# WHAT YOU HAVE TO DO:
Each entry below is to be printed verbatim.

# INFORMATION GIVEN:

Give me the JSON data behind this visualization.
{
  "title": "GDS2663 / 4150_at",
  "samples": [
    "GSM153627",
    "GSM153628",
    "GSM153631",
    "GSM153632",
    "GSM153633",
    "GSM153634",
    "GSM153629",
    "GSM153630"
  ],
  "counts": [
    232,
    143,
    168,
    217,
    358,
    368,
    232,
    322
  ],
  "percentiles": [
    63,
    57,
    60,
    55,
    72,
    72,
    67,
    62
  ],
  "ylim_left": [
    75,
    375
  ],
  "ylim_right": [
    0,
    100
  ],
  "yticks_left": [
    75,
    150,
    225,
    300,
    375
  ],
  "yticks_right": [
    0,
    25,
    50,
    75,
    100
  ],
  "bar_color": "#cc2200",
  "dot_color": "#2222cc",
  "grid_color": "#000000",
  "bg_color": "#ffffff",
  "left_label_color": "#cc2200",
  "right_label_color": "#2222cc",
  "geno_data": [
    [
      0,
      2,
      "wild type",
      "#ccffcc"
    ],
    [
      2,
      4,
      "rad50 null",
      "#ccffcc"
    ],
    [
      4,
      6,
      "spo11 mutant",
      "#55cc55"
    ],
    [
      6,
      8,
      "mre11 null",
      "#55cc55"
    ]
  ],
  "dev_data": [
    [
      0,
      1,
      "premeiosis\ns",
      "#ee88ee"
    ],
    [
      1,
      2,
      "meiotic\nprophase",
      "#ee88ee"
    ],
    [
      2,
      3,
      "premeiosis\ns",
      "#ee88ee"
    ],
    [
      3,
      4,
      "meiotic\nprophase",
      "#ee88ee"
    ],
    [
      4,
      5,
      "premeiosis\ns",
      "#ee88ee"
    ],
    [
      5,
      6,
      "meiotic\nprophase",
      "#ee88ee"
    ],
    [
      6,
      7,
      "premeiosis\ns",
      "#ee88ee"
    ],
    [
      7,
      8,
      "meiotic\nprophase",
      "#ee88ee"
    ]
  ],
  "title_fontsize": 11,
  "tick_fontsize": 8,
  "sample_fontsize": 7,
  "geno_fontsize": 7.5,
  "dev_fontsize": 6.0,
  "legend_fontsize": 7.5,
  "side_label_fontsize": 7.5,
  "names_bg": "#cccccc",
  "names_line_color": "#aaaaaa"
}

# TASK SOLUTION:
Give me the JSON data behind this visualization.
{
  "title": "GDS2663 / 4150_at",
  "samples": [
    "GSM153627",
    "GSM153628",
    "GSM153631",
    "GSM153632",
    "GSM153633",
    "GSM153634",
    "GSM153629",
    "GSM153630"
  ],
  "counts": [
    232,
    143,
    168,
    217,
    358,
    368,
    232,
    322
  ],
  "percentiles": [
    63,
    57,
    60,
    55,
    72,
    72,
    67,
    62
  ],
  "ylim_left": [
    75,
    375
  ],
  "ylim_right": [
    0,
    100
  ],
  "yticks_left": [
    75,
    150,
    225,
    300,
    375
  ],
  "yticks_right": [
    0,
    25,
    50,
    75,
    100
  ],
  "bar_color": "#cc2200",
  "dot_color": "#2222cc",
  "grid_color": "#000000",
  "bg_color": "#ffffff",
  "left_label_color": "#cc2200",
  "right_label_color": "#2222cc",
  "geno_data": [
    [
      0,
      2,
      "wild type",
      "#ccffcc"
    ],
    [
      2,
      4,
      "rad50 null",
      "#ccffcc"
    ],
    [
      4,
      6,
      "spo11 mutant",
      "#55cc55"
    ],
    [
      6,
      8,
      "mre11 null",
      "#55cc55"
    ]
  ],
  "dev_data": [
    [
      0,
      1,
      "premeiosis\ns",
      "#ee88ee"
    ],
    [
      1,
      2,
      "meiotic\nprophase",
      "#ee88ee"
    ],
    [
      2,
      3,
      "premeiosis\ns",
      "#ee88ee"
    ],
    [
      3,
      4,
      "meiotic\nprophase",
      "#ee88ee"
    ],
    [
      4,
      5,
      "premeiosis\ns",
      "#ee88ee"
    ],
    [
      5,
      6,
      "meiotic\nprophase",
      "#ee88ee"
    ],
    [
      6,
      7,
      "premeiosis\ns",
      "#ee88ee"
    ],
    [
      7,
      8,
      "meiotic\nprophase",
      "#ee88ee"
    ]
  ],
  "title_fontsize": 11,
  "tick_fontsize": 8,
  "sample_fontsize": 7,
  "geno_fontsize": 7.5,
  "dev_fontsize": 6.0,
  "legend_fontsize": 7.5,
  "side_label_fontsize": 7.5,
  "names_bg": "#cccccc",
  "names_line_color": "#aaaaaa"
}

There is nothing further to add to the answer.